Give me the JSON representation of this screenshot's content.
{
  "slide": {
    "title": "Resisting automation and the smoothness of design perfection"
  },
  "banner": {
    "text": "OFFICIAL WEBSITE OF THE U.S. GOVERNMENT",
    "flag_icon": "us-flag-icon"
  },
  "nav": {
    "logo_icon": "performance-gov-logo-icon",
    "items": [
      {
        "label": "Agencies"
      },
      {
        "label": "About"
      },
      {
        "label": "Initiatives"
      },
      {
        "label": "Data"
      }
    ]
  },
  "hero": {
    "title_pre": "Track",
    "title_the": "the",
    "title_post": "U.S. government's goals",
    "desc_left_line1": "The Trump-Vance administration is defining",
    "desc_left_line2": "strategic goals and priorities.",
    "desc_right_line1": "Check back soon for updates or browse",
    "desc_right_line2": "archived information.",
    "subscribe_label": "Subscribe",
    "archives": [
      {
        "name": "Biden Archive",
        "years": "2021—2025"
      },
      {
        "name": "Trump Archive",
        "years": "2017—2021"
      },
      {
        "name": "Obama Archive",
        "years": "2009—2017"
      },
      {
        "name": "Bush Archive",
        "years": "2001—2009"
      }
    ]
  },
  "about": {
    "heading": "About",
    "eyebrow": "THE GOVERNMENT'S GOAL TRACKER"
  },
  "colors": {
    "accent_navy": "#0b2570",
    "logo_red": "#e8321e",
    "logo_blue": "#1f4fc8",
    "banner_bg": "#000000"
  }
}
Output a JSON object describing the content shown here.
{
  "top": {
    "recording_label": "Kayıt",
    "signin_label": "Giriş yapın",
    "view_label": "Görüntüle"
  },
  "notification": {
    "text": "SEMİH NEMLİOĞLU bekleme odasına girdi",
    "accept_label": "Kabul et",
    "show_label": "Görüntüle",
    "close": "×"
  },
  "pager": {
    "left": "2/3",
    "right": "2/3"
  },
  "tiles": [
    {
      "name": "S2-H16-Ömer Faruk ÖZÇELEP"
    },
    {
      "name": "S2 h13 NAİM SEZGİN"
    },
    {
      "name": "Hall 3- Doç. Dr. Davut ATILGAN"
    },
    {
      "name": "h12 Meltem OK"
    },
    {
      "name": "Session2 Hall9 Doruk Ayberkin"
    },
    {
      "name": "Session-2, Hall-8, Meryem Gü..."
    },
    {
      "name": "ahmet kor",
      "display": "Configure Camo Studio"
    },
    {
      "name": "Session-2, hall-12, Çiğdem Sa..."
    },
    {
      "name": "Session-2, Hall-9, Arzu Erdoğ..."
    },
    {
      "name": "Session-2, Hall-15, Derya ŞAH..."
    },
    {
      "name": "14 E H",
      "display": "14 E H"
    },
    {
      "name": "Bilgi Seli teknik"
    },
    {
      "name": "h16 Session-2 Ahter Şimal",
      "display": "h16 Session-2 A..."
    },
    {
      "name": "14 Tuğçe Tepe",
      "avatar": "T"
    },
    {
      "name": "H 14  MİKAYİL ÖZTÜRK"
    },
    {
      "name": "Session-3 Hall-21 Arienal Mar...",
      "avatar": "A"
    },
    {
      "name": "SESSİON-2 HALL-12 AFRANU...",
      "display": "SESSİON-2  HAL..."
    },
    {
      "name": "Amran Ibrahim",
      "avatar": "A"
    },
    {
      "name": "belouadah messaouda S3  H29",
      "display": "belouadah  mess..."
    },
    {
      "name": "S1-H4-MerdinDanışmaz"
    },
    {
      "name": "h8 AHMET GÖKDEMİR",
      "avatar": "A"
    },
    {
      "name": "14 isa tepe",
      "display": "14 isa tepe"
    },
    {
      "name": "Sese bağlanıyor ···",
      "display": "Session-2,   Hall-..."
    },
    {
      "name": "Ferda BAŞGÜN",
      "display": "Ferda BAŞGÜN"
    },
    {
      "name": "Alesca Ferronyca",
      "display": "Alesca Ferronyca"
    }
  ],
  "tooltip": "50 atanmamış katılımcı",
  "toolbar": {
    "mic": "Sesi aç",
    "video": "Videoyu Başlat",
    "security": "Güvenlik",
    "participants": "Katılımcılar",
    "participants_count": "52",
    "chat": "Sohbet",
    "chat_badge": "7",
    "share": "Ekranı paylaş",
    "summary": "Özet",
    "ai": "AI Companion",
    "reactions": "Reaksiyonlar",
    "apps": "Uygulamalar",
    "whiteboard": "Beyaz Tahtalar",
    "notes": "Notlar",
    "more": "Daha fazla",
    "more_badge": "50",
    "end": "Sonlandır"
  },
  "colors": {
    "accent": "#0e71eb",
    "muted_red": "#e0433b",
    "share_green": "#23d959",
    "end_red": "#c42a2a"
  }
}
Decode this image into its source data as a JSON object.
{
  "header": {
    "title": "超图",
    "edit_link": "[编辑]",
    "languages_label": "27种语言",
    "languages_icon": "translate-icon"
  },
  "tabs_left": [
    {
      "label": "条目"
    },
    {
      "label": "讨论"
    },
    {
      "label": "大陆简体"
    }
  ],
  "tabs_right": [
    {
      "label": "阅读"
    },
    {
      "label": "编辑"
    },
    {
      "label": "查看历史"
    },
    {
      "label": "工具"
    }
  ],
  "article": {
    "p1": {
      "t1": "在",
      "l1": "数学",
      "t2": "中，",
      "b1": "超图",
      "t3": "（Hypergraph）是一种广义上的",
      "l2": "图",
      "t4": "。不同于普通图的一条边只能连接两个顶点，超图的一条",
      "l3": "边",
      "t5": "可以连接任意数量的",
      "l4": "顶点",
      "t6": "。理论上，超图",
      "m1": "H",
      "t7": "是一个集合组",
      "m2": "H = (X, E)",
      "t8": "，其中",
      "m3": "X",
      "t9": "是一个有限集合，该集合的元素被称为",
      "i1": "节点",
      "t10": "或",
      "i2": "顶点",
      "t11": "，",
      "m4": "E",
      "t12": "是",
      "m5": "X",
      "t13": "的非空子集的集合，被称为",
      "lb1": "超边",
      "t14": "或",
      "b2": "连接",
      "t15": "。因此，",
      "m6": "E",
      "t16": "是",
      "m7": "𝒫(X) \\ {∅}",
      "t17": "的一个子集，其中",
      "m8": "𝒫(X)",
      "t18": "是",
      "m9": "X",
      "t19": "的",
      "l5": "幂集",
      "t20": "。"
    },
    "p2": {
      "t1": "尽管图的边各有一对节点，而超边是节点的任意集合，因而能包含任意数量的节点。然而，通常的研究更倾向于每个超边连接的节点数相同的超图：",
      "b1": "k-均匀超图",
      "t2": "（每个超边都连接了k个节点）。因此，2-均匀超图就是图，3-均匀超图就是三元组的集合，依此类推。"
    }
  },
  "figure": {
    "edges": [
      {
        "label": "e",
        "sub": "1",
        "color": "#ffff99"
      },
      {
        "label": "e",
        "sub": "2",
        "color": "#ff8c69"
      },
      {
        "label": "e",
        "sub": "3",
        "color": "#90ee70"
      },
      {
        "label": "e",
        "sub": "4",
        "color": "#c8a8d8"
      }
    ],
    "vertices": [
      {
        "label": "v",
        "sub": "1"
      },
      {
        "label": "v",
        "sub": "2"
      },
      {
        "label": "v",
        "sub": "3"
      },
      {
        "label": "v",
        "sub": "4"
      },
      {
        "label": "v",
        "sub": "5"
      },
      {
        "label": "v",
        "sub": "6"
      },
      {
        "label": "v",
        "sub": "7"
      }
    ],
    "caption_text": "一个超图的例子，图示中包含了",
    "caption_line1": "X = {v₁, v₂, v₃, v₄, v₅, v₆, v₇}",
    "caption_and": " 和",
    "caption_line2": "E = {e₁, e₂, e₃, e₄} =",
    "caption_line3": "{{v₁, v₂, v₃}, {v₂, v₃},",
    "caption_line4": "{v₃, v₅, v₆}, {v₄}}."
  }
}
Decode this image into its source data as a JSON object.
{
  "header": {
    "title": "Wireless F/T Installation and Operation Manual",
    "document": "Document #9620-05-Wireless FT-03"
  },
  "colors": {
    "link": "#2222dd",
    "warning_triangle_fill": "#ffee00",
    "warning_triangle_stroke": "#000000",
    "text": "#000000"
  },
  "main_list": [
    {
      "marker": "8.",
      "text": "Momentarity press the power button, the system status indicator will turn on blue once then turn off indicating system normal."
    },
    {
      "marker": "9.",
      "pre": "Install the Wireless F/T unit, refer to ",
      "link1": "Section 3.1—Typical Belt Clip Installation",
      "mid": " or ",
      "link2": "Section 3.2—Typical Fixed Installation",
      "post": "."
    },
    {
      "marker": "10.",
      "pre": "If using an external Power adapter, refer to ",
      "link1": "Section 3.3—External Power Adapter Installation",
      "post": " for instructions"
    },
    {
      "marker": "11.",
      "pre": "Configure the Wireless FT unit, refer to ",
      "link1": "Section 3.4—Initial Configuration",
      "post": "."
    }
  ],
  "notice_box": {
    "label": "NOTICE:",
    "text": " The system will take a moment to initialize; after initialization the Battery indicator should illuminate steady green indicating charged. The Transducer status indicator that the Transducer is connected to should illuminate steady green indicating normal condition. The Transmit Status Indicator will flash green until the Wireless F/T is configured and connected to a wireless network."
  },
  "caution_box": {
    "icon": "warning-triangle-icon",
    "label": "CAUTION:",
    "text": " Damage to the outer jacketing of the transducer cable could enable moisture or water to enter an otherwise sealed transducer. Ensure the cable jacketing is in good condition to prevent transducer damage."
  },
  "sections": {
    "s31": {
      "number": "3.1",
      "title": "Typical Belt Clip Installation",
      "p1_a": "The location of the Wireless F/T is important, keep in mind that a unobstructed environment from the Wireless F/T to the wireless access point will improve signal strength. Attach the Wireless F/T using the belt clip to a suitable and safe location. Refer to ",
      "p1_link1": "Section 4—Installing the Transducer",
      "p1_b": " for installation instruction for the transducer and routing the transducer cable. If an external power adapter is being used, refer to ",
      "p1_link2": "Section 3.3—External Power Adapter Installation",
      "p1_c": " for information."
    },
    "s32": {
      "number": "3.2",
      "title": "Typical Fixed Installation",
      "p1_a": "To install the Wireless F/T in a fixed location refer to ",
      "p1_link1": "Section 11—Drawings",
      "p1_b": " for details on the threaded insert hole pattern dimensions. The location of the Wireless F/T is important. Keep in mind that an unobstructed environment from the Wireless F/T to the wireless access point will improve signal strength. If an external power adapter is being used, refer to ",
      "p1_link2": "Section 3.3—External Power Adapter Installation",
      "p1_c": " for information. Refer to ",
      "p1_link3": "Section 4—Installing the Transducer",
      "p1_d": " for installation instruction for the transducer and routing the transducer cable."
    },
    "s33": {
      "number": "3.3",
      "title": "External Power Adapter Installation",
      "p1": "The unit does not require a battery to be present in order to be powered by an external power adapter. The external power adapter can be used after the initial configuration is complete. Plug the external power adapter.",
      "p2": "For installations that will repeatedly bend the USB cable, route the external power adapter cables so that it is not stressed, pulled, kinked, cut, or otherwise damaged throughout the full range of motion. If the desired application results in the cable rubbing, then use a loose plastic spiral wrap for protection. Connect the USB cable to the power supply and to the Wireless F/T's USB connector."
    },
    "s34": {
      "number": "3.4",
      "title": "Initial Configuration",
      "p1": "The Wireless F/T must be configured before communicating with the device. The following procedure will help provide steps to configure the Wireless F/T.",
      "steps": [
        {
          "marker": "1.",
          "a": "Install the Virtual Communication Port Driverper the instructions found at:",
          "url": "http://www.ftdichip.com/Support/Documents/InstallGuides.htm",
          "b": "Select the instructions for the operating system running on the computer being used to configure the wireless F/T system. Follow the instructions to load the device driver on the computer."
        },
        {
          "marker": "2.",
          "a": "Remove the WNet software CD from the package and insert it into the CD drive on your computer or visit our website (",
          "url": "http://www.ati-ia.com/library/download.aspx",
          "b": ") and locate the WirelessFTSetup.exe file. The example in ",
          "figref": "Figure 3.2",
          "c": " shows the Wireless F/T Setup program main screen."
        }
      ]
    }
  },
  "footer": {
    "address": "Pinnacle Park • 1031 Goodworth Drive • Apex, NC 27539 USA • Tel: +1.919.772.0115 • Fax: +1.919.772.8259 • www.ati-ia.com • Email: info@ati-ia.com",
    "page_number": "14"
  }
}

++++++

__Task objective__
Your task is to gather all lines from the entries above that hold the word "system".

__Output for this exercise__
      "text": "Momentarity press the power button, the system status indicator will turn on blue once then turn off indicating system normal."
    "text": " The system will take a moment to initialize; after initialization the Battery indicator should illuminate steady green indicating charged. The Transducer status indicator that the Transducer is connected to should illuminate steady green indicating normal condition. The Transmit Status Indicator will flash green until the Wireless F/T is configured and connected to a wireless network."
          "b": "Select the instructions for the operating system running on the computer being used to configure the wireless F/T system. Follow the instructions to load the device driver on the computer."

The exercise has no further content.